■ **Do this**:
Output the records exactly as they appear, with no pictures included.

_ _ _

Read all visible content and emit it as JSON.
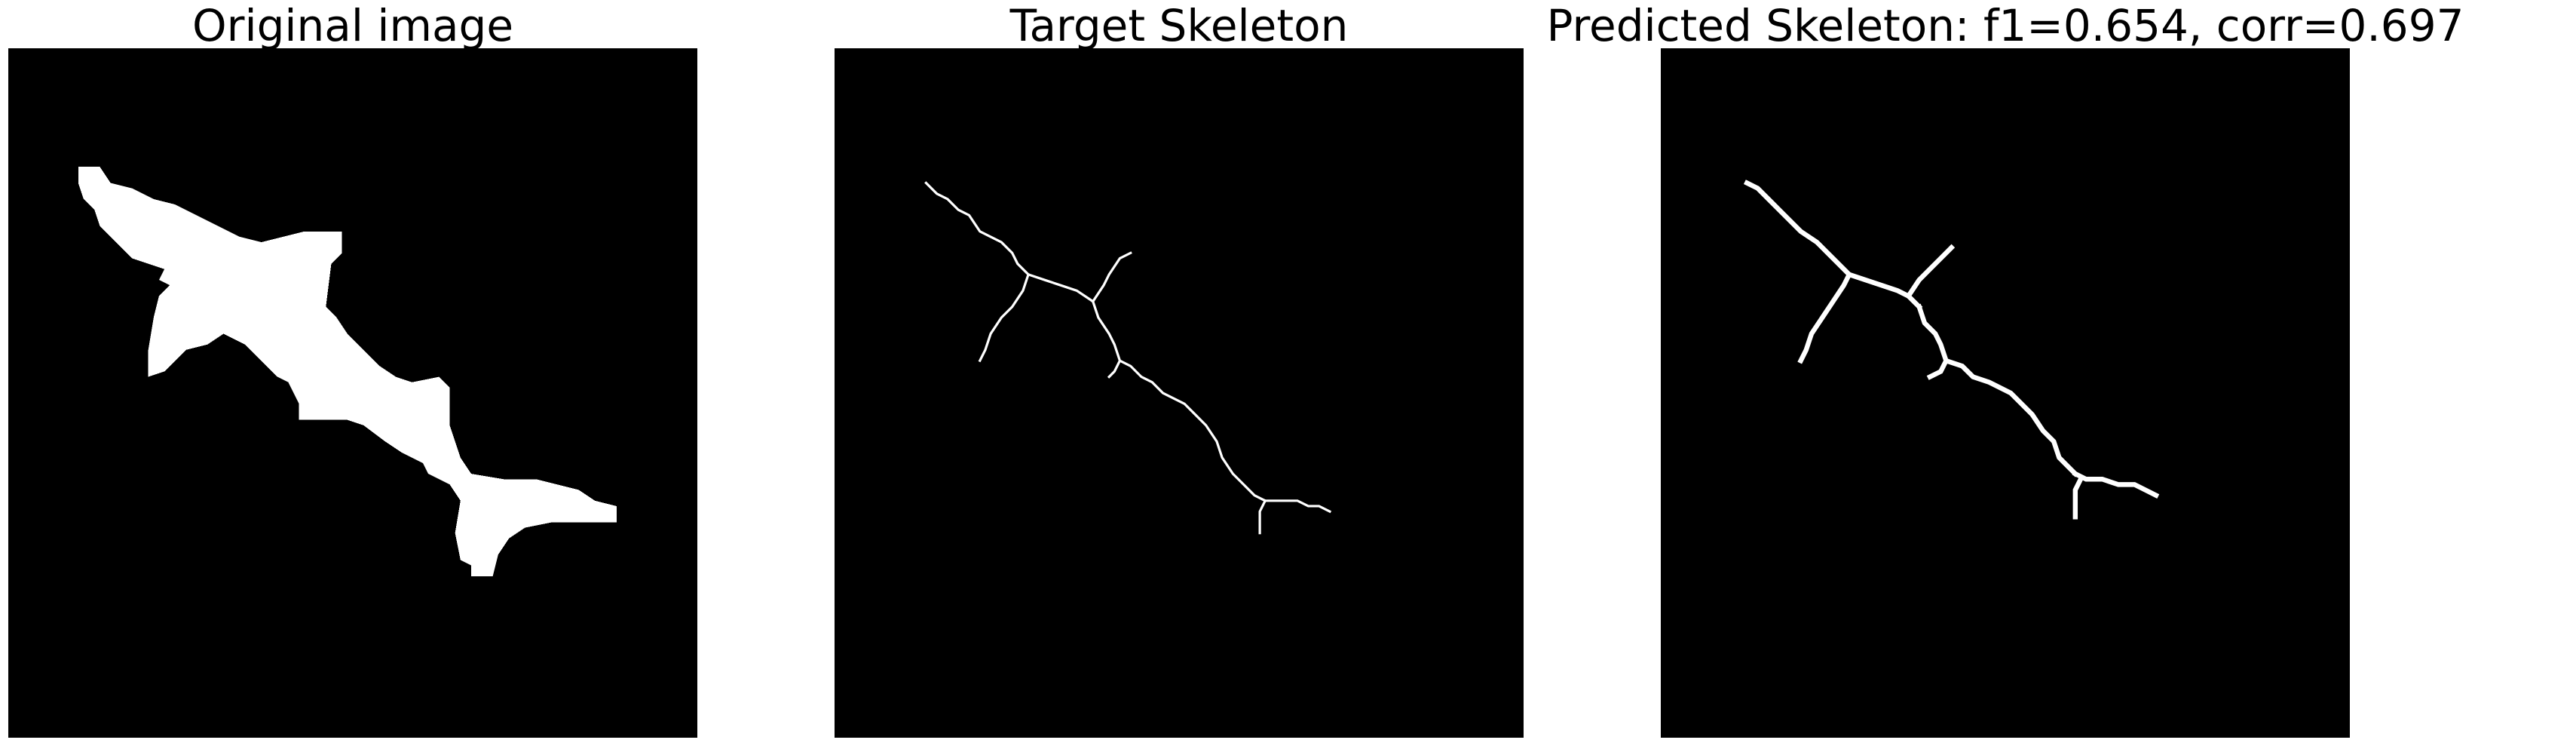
{
  "panels": [
    {
      "title": "Original image",
      "content": "binary silhouette of a shark (white on black)"
    },
    {
      "title": "Target Skeleton",
      "content": "thin white skeleton lines on black"
    },
    {
      "title": "Predicted Skeleton: f1=0.654, corr=0.697",
      "content": "slightly thicker white skeleton lines on black"
    }
  ],
  "colors": {
    "background": "#000000",
    "foreground": "#ffffff",
    "page": "#ffffff"
  }
}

_ _ _

■ **Answer to this problem**:
Read all visible content and emit it as JSON.
{
  "panels": [
    {
      "title": "Original image",
      "content": "binary silhouette of a shark (white on black)"
    },
    {
      "title": "Target Skeleton",
      "content": "thin white skeleton lines on black"
    },
    {
      "title": "Predicted Skeleton: f1=0.654, corr=0.697",
      "content": "slightly thicker white skeleton lines on black"
    }
  ],
  "colors": {
    "background": "#000000",
    "foreground": "#ffffff",
    "page": "#ffffff"
  }
}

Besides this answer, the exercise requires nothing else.